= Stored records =
- Opening Delimiter -
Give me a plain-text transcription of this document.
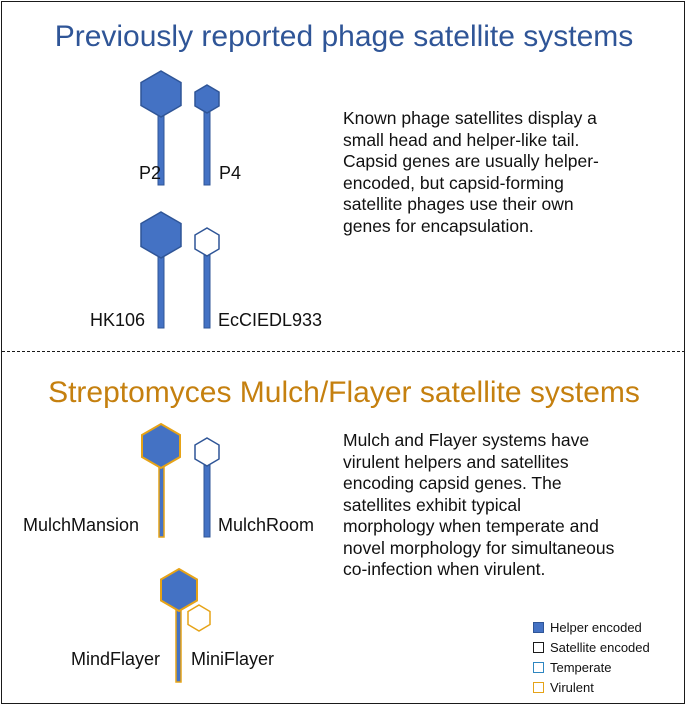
Previously reported phage satellite systems
Streptomyces Mulch/Flayer satellite systems
Known phage satellites display a
small head and helper-like tail.
Capsid genes are usually helper-
encoded, but capsid-forming
satellite phages use their own
genes for encapsulation.
Mulch and Flayer systems have
virulent helpers and satellites
encoding capsid genes. The
satellites exhibit typical
morphology when temperate and
novel morphology for simultaneous
co-infection when virulent.
P2	P4
HK106	EcCIEDL933
MulchMansion	MulchRoom
MindFlayer MiniFlayer
Helper encoded
Satellite encoded
Temperate
Virulent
- Closing Delimiter -
= Exercise =
Please copy the data above exactly, omitting the pictures.

= Solution to this problem =
Give me a plain-text transcription of this document.
Previously reported phage satellite systems
Streptomyces Mulch/Flayer satellite systems
Known phage satellites display a
small head and helper-like tail.
Capsid genes are usually helper-
encoded, but capsid-forming
satellite phages use their own
genes for encapsulation.
Mulch and Flayer systems have
virulent helpers and satellites
encoding capsid genes. The
satellites exhibit typical
morphology when temperate and
novel morphology for simultaneous
co-infection when virulent.
P2	P4
HK106	EcCIEDL933
MulchMansion	MulchRoom
MindFlayer MiniFlayer
Helper encoded
Satellite encoded
Temperate
Virulent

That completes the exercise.